─── Extracted information
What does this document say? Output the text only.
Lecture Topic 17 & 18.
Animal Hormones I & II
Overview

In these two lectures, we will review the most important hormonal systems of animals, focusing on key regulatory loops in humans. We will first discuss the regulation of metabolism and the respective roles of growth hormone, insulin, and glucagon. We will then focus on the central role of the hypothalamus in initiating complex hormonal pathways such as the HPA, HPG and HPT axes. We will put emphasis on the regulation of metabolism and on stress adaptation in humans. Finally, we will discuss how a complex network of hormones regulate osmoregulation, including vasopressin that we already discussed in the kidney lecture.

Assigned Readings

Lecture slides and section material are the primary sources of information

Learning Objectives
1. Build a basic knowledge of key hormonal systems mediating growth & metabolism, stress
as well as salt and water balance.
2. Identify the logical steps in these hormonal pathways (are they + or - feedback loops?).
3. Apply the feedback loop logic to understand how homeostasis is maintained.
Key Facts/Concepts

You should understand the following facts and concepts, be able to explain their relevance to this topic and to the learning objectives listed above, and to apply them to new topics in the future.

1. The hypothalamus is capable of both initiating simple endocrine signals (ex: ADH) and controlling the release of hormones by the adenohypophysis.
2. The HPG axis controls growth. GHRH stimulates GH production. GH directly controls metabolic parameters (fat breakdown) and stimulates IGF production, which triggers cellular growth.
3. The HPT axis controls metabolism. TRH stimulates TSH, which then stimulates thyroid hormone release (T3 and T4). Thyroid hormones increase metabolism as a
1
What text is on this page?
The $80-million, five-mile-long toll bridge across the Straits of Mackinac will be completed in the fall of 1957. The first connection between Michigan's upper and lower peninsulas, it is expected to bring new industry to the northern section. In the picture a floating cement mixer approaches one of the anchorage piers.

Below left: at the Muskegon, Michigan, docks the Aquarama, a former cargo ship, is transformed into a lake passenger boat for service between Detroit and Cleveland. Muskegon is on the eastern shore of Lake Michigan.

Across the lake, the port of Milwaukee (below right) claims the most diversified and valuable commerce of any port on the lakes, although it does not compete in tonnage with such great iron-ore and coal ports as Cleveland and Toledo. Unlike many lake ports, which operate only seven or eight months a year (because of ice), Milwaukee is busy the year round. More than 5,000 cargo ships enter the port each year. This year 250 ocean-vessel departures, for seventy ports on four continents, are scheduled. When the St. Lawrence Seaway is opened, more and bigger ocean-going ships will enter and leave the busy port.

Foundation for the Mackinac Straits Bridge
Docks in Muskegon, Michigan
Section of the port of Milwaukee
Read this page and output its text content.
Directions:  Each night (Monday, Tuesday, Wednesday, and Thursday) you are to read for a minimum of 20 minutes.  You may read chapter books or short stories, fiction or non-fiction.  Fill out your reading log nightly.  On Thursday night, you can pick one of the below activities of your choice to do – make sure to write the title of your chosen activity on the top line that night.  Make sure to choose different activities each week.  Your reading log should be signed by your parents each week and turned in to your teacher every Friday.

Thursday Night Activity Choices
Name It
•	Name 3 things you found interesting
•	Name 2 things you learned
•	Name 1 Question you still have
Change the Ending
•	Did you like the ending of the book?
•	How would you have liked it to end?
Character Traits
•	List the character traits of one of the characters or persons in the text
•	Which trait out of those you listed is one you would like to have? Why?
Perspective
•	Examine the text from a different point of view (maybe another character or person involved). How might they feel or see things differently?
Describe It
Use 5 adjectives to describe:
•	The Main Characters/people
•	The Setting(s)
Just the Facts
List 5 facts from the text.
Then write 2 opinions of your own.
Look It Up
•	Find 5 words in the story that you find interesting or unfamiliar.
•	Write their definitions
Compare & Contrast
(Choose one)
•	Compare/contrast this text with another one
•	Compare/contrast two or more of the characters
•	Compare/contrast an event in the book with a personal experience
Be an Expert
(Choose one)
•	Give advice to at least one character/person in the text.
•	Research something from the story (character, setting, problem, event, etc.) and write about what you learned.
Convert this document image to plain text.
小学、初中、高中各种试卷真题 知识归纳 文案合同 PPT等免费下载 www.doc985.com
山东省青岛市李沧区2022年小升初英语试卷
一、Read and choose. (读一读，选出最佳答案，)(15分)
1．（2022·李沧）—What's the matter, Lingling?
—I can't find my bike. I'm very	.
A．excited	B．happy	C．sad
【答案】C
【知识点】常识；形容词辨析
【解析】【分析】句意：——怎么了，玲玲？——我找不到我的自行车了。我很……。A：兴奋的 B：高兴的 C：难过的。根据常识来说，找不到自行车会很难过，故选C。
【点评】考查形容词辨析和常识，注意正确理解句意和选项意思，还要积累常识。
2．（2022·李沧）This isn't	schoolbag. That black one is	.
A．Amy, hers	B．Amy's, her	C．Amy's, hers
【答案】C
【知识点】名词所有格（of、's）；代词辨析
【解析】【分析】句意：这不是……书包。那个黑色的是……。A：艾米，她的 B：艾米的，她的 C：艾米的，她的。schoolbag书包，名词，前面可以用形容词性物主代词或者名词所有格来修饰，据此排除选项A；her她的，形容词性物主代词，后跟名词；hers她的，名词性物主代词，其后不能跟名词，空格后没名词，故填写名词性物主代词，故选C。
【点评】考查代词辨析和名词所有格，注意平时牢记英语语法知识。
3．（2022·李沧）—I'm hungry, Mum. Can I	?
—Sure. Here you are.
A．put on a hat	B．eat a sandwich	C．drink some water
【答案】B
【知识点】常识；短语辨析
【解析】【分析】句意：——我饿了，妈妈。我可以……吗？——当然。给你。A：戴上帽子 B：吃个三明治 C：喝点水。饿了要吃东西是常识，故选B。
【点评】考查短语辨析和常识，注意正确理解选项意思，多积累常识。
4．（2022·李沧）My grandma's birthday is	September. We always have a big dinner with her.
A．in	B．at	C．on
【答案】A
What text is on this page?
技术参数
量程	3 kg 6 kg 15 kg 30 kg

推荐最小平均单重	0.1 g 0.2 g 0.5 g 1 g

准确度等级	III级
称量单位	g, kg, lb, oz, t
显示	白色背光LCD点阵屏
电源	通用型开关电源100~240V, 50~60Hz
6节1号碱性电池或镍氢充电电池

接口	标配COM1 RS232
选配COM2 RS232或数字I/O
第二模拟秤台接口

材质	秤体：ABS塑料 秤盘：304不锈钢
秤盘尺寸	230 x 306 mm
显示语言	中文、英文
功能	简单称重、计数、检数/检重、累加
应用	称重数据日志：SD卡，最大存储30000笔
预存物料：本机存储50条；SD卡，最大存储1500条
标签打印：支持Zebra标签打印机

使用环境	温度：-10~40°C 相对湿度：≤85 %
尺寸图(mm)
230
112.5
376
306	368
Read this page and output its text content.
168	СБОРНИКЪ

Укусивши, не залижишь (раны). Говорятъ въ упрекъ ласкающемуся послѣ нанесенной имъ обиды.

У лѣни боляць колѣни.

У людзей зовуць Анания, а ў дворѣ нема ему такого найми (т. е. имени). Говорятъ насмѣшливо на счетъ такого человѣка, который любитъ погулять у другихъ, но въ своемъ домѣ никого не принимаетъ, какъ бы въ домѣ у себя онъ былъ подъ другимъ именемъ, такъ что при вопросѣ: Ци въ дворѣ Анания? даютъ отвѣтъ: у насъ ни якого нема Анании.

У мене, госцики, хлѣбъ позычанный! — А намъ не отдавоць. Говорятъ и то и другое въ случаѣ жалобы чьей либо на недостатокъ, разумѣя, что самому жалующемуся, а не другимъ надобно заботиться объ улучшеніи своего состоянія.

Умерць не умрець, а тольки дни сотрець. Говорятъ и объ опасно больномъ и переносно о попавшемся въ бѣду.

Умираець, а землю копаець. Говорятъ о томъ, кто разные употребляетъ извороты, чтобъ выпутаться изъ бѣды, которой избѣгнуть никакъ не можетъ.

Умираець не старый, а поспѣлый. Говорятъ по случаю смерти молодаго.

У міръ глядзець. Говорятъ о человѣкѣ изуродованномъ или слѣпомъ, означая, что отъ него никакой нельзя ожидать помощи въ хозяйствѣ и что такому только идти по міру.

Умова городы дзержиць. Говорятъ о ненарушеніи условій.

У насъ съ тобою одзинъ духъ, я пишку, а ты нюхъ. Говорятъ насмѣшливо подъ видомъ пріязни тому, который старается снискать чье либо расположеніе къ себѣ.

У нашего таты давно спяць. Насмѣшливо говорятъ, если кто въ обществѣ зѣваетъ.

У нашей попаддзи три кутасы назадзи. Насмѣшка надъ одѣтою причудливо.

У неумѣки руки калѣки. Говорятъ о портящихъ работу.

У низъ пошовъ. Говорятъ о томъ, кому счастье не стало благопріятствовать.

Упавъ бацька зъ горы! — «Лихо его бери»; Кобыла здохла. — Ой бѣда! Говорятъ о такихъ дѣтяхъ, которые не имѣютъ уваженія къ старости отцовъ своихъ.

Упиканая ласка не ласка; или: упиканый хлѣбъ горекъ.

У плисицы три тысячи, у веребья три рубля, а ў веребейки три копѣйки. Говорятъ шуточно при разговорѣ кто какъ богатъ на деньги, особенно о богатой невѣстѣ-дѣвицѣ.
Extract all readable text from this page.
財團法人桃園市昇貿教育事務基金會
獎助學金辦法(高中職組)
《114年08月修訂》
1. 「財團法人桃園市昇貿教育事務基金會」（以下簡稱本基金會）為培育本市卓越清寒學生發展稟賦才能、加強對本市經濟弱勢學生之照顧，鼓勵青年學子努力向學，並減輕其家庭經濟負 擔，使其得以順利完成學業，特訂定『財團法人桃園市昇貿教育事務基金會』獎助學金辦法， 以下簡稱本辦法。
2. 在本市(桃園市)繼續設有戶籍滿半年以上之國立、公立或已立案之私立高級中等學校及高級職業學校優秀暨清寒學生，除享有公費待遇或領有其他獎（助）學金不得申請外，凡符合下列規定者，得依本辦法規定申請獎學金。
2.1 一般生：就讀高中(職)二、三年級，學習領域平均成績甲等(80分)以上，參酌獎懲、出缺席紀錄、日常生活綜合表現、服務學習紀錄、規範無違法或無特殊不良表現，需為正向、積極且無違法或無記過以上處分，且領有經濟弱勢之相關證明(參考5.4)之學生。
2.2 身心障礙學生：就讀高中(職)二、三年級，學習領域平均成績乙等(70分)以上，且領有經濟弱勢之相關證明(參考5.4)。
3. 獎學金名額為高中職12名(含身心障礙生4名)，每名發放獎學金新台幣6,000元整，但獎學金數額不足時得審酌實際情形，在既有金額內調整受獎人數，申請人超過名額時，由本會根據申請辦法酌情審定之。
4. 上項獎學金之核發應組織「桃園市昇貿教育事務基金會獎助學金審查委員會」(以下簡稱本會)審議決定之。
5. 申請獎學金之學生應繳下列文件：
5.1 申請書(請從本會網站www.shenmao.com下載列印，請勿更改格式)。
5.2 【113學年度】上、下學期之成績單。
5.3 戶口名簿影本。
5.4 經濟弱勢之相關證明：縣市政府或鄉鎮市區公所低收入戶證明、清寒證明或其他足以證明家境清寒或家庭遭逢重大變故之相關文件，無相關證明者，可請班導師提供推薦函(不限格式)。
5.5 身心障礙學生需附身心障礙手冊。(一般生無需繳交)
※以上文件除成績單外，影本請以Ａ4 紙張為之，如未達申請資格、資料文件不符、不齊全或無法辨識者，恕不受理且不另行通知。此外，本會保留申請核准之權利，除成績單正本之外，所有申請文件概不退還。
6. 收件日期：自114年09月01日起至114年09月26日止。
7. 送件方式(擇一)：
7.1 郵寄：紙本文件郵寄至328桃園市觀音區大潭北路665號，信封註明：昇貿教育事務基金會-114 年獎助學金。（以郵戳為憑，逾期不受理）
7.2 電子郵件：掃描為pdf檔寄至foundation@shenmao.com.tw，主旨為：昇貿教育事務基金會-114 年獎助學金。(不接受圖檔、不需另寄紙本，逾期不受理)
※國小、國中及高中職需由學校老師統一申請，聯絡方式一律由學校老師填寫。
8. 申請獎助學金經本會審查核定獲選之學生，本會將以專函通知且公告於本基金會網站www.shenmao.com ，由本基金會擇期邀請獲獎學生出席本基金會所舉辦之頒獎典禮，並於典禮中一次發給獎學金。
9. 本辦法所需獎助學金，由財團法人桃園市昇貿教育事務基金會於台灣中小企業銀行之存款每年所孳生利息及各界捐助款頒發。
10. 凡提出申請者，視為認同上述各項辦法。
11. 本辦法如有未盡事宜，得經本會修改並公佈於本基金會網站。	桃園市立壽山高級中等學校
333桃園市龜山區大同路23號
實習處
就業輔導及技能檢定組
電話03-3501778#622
──────
### What is asked
Pull out each line containing the word "listed" and copy it.

### Result of this task
You should understand the following facts and concepts, be able to explain their relevance to this topic and to the learning objectives listed above, and to apply them to new topics in the future.
•	Which trait out of those you listed is one you would like to have? Why?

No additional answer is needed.